● Your objective:
Provide nothing beyond the count of lines that include the string "ffffff".

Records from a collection
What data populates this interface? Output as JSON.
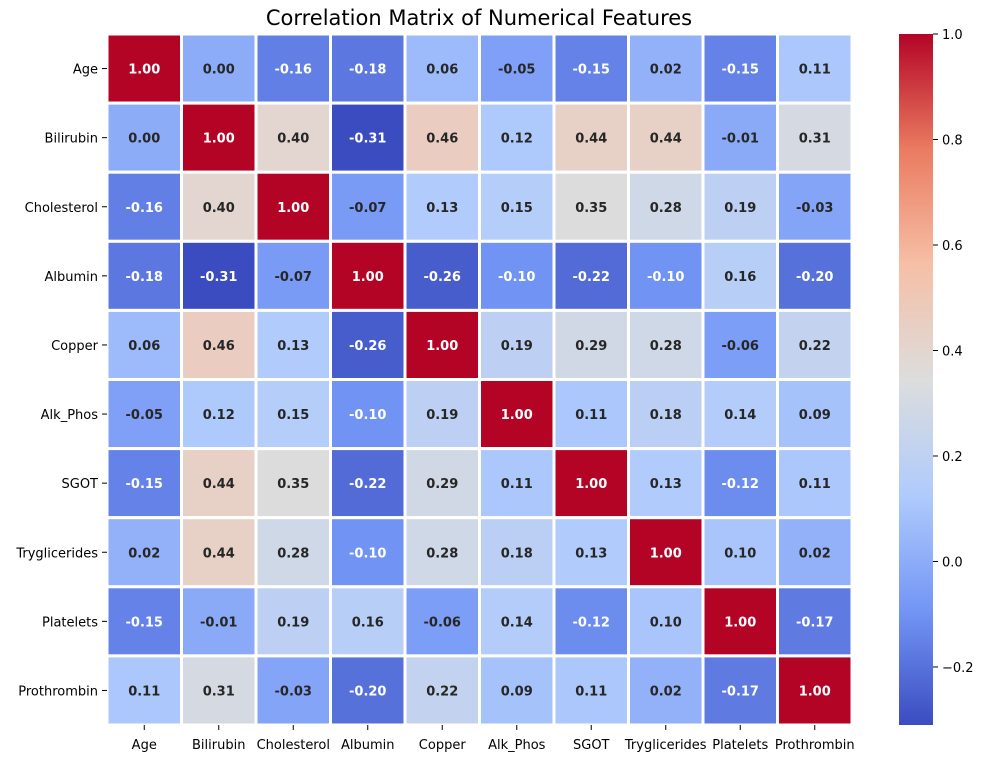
{
  "chart_data": {
    "type": "heatmap",
    "title": "Correlation Matrix of Numerical Features",
    "rows": [
      "Age",
      "Bilirubin",
      "Cholesterol",
      "Albumin",
      "Copper",
      "Alk_Phos",
      "SGOT",
      "Tryglicerides",
      "Platelets",
      "Prothrombin"
    ],
    "columns": [
      "Age",
      "Bilirubin",
      "Cholesterol",
      "Albumin",
      "Copper",
      "Alk_Phos",
      "SGOT",
      "Tryglicerides",
      "Platelets",
      "Prothrombin"
    ],
    "values": [
      [
        1.0,
        0.0,
        -0.16,
        -0.18,
        0.06,
        -0.05,
        -0.15,
        0.02,
        -0.15,
        0.11
      ],
      [
        0.0,
        1.0,
        0.4,
        -0.31,
        0.46,
        0.12,
        0.44,
        0.44,
        -0.01,
        0.31
      ],
      [
        -0.16,
        0.4,
        1.0,
        -0.07,
        0.13,
        0.15,
        0.35,
        0.28,
        0.19,
        -0.03
      ],
      [
        -0.18,
        -0.31,
        -0.07,
        1.0,
        -0.26,
        -0.1,
        -0.22,
        -0.1,
        0.16,
        -0.2
      ],
      [
        0.06,
        0.46,
        0.13,
        -0.26,
        1.0,
        0.19,
        0.29,
        0.28,
        -0.06,
        0.22
      ],
      [
        -0.05,
        0.12,
        0.15,
        -0.1,
        0.19,
        1.0,
        0.11,
        0.18,
        0.14,
        0.09
      ],
      [
        -0.15,
        0.44,
        0.35,
        -0.22,
        0.29,
        0.11,
        1.0,
        0.13,
        -0.12,
        0.11
      ],
      [
        0.02,
        0.44,
        0.28,
        -0.1,
        0.28,
        0.18,
        0.13,
        1.0,
        0.1,
        0.02
      ],
      [
        -0.15,
        -0.01,
        0.19,
        0.16,
        -0.06,
        0.14,
        -0.12,
        0.1,
        1.0,
        -0.17
      ],
      [
        0.11,
        0.31,
        -0.03,
        -0.2,
        0.22,
        0.09,
        0.11,
        0.02,
        -0.17,
        1.0
      ]
    ],
    "value_labels": [
      [
        "1.00",
        "0.00",
        "-0.16",
        "-0.18",
        "0.06",
        "-0.05",
        "-0.15",
        "0.02",
        "-0.15",
        "0.11"
      ],
      [
        "0.00",
        "1.00",
        "0.40",
        "-0.31",
        "0.46",
        "0.12",
        "0.44",
        "0.44",
        "-0.01",
        "0.31"
      ],
      [
        "-0.16",
        "0.40",
        "1.00",
        "-0.07",
        "0.13",
        "0.15",
        "0.35",
        "0.28",
        "0.19",
        "-0.03"
      ],
      [
        "-0.18",
        "-0.31",
        "-0.07",
        "1.00",
        "-0.26",
        "-0.10",
        "-0.22",
        "-0.10",
        "0.16",
        "-0.20"
      ],
      [
        "0.06",
        "0.46",
        "0.13",
        "-0.26",
        "1.00",
        "0.19",
        "0.29",
        "0.28",
        "-0.06",
        "0.22"
      ],
      [
        "-0.05",
        "0.12",
        "0.15",
        "-0.10",
        "0.19",
        "1.00",
        "0.11",
        "0.18",
        "0.14",
        "0.09"
      ],
      [
        "-0.15",
        "0.44",
        "0.35",
        "-0.22",
        "0.29",
        "0.11",
        "1.00",
        "0.13",
        "-0.12",
        "0.11"
      ],
      [
        "0.02",
        "0.44",
        "0.28",
        "-0.10",
        "0.28",
        "0.18",
        "0.13",
        "1.00",
        "0.10",
        "0.02"
      ],
      [
        "-0.15",
        "-0.01",
        "0.19",
        "0.16",
        "-0.06",
        "0.14",
        "-0.12",
        "0.10",
        "1.00",
        "-0.17"
      ],
      [
        "0.11",
        "0.31",
        "-0.03",
        "-0.20",
        "0.22",
        "0.09",
        "0.11",
        "0.02",
        "-0.17",
        "1.00"
      ]
    ],
    "colormap": "coolwarm",
    "colormap_stops": [
      "#3b4cc0",
      "#7396f5",
      "#b0cbfc",
      "#dcdddd",
      "#f6bfa6",
      "#ea7b60",
      "#b40426"
    ],
    "vmin": -0.31,
    "vmax": 1.0,
    "colorbar_ticks": [
      -0.2,
      0.0,
      0.2,
      0.4,
      0.6,
      0.8,
      1.0
    ],
    "colorbar_tick_labels": [
      "−0.2",
      "0.0",
      "0.2",
      "0.4",
      "0.6",
      "0.8",
      "1.0"
    ],
    "text_color_light": "#ffffff",
    "text_color_dark": "#262626",
    "cell_border_color": "#ffffff"
  }
}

● The solution:
2